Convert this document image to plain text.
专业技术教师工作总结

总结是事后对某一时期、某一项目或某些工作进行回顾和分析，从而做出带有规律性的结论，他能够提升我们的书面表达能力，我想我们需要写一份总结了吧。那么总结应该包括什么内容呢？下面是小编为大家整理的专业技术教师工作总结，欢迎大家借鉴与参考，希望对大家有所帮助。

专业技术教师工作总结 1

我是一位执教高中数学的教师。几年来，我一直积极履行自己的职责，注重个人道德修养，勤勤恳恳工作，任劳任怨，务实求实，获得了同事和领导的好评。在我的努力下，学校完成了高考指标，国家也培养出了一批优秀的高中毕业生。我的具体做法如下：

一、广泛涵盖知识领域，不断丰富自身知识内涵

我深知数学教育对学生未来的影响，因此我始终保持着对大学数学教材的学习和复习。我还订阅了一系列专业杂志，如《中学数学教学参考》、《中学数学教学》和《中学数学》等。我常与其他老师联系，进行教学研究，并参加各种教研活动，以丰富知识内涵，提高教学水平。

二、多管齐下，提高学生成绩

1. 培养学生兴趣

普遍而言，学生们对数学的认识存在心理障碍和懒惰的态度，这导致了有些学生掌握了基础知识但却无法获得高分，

____________

What the task asks - The records above must be output exactly, in full.

Final answer -
Convert this document image to plain text.
专业技术教师工作总结

总结是事后对某一时期、某一项目或某些工作进行回顾和分析，从而做出带有规律性的结论，他能够提升我们的书面表达能力，我想我们需要写一份总结了吧。那么总结应该包括什么内容呢？下面是小编为大家整理的专业技术教师工作总结，欢迎大家借鉴与参考，希望对大家有所帮助。

专业技术教师工作总结 1

我是一位执教高中数学的教师。几年来，我一直积极履行自己的职责，注重个人道德修养，勤勤恳恳工作，任劳任怨，务实求实，获得了同事和领导的好评。在我的努力下，学校完成了高考指标，国家也培养出了一批优秀的高中毕业生。我的具体做法如下：

一、广泛涵盖知识领域，不断丰富自身知识内涵

我深知数学教育对学生未来的影响，因此我始终保持着对大学数学教材的学习和复习。我还订阅了一系列专业杂志，如《中学数学教学参考》、《中学数学教学》和《中学数学》等。我常与其他老师联系，进行教学研究，并参加各种教研活动，以丰富知识内涵，提高教学水平。

二、多管齐下，提高学生成绩

1. 培养学生兴趣

普遍而言，学生们对数学的认识存在心理障碍和懒惰的态度，这导致了有些学生掌握了基础知识但却无法获得高分，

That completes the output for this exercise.